* [DO THIS] Reproduce the whole listing, character for character.

* [INFORMATION SHOWN]
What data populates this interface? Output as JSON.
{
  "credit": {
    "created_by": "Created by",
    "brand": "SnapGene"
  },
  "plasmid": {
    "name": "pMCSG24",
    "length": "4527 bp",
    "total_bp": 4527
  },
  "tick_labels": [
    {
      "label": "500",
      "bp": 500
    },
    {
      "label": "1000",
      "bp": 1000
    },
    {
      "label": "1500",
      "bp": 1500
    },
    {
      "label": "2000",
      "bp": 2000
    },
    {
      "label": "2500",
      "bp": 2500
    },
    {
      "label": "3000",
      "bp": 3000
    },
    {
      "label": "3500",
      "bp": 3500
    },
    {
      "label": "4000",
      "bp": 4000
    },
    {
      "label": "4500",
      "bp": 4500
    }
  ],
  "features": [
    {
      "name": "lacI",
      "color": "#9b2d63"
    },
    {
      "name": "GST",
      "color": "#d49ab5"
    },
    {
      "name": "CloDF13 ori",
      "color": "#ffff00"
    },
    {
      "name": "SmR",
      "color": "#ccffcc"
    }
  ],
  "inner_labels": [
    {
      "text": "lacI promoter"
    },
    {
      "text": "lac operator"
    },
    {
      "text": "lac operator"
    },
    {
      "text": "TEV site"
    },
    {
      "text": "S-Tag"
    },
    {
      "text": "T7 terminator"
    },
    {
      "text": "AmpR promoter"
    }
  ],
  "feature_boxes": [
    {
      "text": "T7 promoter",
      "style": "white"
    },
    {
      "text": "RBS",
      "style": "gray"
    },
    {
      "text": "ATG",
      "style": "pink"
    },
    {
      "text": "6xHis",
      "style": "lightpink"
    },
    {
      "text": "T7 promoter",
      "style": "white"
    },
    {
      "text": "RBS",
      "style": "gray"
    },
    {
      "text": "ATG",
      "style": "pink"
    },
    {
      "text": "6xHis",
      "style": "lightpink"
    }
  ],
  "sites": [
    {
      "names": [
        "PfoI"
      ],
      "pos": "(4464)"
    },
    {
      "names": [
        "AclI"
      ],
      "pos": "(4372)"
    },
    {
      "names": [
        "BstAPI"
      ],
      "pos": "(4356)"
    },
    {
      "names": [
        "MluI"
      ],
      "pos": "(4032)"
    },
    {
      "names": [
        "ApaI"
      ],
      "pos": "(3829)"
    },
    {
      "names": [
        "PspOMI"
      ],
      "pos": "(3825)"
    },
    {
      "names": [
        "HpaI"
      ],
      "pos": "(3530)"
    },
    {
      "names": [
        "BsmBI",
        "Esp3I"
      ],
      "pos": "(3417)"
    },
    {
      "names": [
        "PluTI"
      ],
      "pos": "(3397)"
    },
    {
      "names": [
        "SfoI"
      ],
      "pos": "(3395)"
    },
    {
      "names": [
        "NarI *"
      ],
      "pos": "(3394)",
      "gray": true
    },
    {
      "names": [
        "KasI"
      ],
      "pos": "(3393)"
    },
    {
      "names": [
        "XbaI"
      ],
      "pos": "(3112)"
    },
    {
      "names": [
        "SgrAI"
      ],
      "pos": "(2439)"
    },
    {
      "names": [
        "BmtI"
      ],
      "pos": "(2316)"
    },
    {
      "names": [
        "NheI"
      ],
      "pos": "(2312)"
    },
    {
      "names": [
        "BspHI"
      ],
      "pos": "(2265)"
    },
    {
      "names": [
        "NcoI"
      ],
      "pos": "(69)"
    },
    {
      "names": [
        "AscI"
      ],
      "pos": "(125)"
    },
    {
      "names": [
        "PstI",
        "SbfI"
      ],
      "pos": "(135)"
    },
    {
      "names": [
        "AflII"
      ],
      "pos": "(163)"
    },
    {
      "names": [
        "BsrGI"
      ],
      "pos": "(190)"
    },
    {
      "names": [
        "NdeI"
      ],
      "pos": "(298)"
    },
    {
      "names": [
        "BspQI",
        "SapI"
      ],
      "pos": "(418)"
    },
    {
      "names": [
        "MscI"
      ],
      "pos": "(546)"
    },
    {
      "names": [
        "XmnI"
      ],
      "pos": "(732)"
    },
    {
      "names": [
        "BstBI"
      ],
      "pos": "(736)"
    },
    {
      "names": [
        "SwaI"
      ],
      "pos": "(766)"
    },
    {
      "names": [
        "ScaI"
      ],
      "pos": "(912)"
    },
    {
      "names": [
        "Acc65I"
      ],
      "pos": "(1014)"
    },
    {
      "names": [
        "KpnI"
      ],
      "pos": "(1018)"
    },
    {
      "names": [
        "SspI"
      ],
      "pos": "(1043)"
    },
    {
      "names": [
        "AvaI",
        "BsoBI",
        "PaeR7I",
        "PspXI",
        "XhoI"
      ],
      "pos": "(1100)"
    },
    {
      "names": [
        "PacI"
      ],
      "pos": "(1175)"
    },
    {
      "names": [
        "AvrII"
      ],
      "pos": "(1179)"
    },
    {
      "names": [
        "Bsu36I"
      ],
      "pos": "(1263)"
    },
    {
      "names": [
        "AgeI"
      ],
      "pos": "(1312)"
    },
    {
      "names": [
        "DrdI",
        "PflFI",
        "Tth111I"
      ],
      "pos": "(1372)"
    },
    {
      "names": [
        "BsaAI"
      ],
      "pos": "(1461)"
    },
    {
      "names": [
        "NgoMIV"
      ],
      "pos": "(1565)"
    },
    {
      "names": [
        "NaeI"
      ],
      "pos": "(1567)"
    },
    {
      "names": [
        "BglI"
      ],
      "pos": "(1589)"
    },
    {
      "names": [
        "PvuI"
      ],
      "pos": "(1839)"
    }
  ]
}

* [RESPONSE TO THIS EXERCISE]
What data populates this interface? Output as JSON.
{
  "credit": {
    "created_by": "Created by",
    "brand": "SnapGene"
  },
  "plasmid": {
    "name": "pMCSG24",
    "length": "4527 bp",
    "total_bp": 4527
  },
  "tick_labels": [
    {
      "label": "500",
      "bp": 500
    },
    {
      "label": "1000",
      "bp": 1000
    },
    {
      "label": "1500",
      "bp": 1500
    },
    {
      "label": "2000",
      "bp": 2000
    },
    {
      "label": "2500",
      "bp": 2500
    },
    {
      "label": "3000",
      "bp": 3000
    },
    {
      "label": "3500",
      "bp": 3500
    },
    {
      "label": "4000",
      "bp": 4000
    },
    {
      "label": "4500",
      "bp": 4500
    }
  ],
  "features": [
    {
      "name": "lacI",
      "color": "#9b2d63"
    },
    {
      "name": "GST",
      "color": "#d49ab5"
    },
    {
      "name": "CloDF13 ori",
      "color": "#ffff00"
    },
    {
      "name": "SmR",
      "color": "#ccffcc"
    }
  ],
  "inner_labels": [
    {
      "text": "lacI promoter"
    },
    {
      "text": "lac operator"
    },
    {
      "text": "lac operator"
    },
    {
      "text": "TEV site"
    },
    {
      "text": "S-Tag"
    },
    {
      "text": "T7 terminator"
    },
    {
      "text": "AmpR promoter"
    }
  ],
  "feature_boxes": [
    {
      "text": "T7 promoter",
      "style": "white"
    },
    {
      "text": "RBS",
      "style": "gray"
    },
    {
      "text": "ATG",
      "style": "pink"
    },
    {
      "text": "6xHis",
      "style": "lightpink"
    },
    {
      "text": "T7 promoter",
      "style": "white"
    },
    {
      "text": "RBS",
      "style": "gray"
    },
    {
      "text": "ATG",
      "style": "pink"
    },
    {
      "text": "6xHis",
      "style": "lightpink"
    }
  ],
  "sites": [
    {
      "names": [
        "PfoI"
      ],
      "pos": "(4464)"
    },
    {
      "names": [
        "AclI"
      ],
      "pos": "(4372)"
    },
    {
      "names": [
        "BstAPI"
      ],
      "pos": "(4356)"
    },
    {
      "names": [
        "MluI"
      ],
      "pos": "(4032)"
    },
    {
      "names": [
        "ApaI"
      ],
      "pos": "(3829)"
    },
    {
      "names": [
        "PspOMI"
      ],
      "pos": "(3825)"
    },
    {
      "names": [
        "HpaI"
      ],
      "pos": "(3530)"
    },
    {
      "names": [
        "BsmBI",
        "Esp3I"
      ],
      "pos": "(3417)"
    },
    {
      "names": [
        "PluTI"
      ],
      "pos": "(3397)"
    },
    {
      "names": [
        "SfoI"
      ],
      "pos": "(3395)"
    },
    {
      "names": [
        "NarI *"
      ],
      "pos": "(3394)",
      "gray": true
    },
    {
      "names": [
        "KasI"
      ],
      "pos": "(3393)"
    },
    {
      "names": [
        "XbaI"
      ],
      "pos": "(3112)"
    },
    {
      "names": [
        "SgrAI"
      ],
      "pos": "(2439)"
    },
    {
      "names": [
        "BmtI"
      ],
      "pos": "(2316)"
    },
    {
      "names": [
        "NheI"
      ],
      "pos": "(2312)"
    },
    {
      "names": [
        "BspHI"
      ],
      "pos": "(2265)"
    },
    {
      "names": [
        "NcoI"
      ],
      "pos": "(69)"
    },
    {
      "names": [
        "AscI"
      ],
      "pos": "(125)"
    },
    {
      "names": [
        "PstI",
        "SbfI"
      ],
      "pos": "(135)"
    },
    {
      "names": [
        "AflII"
      ],
      "pos": "(163)"
    },
    {
      "names": [
        "BsrGI"
      ],
      "pos": "(190)"
    },
    {
      "names": [
        "NdeI"
      ],
      "pos": "(298)"
    },
    {
      "names": [
        "BspQI",
        "SapI"
      ],
      "pos": "(418)"
    },
    {
      "names": [
        "MscI"
      ],
      "pos": "(546)"
    },
    {
      "names": [
        "XmnI"
      ],
      "pos": "(732)"
    },
    {
      "names": [
        "BstBI"
      ],
      "pos": "(736)"
    },
    {
      "names": [
        "SwaI"
      ],
      "pos": "(766)"
    },
    {
      "names": [
        "ScaI"
      ],
      "pos": "(912)"
    },
    {
      "names": [
        "Acc65I"
      ],
      "pos": "(1014)"
    },
    {
      "names": [
        "KpnI"
      ],
      "pos": "(1018)"
    },
    {
      "names": [
        "SspI"
      ],
      "pos": "(1043)"
    },
    {
      "names": [
        "AvaI",
        "BsoBI",
        "PaeR7I",
        "PspXI",
        "XhoI"
      ],
      "pos": "(1100)"
    },
    {
      "names": [
        "PacI"
      ],
      "pos": "(1175)"
    },
    {
      "names": [
        "AvrII"
      ],
      "pos": "(1179)"
    },
    {
      "names": [
        "Bsu36I"
      ],
      "pos": "(1263)"
    },
    {
      "names": [
        "AgeI"
      ],
      "pos": "(1312)"
    },
    {
      "names": [
        "DrdI",
        "PflFI",
        "Tth111I"
      ],
      "pos": "(1372)"
    },
    {
      "names": [
        "BsaAI"
      ],
      "pos": "(1461)"
    },
    {
      "names": [
        "NgoMIV"
      ],
      "pos": "(1565)"
    },
    {
      "names": [
        "NaeI"
      ],
      "pos": "(1567)"
    },
    {
      "names": [
        "BglI"
      ],
      "pos": "(1589)"
    },
    {
      "names": [
        "PvuI"
      ],
      "pos": "(1839)"
    }
  ]
}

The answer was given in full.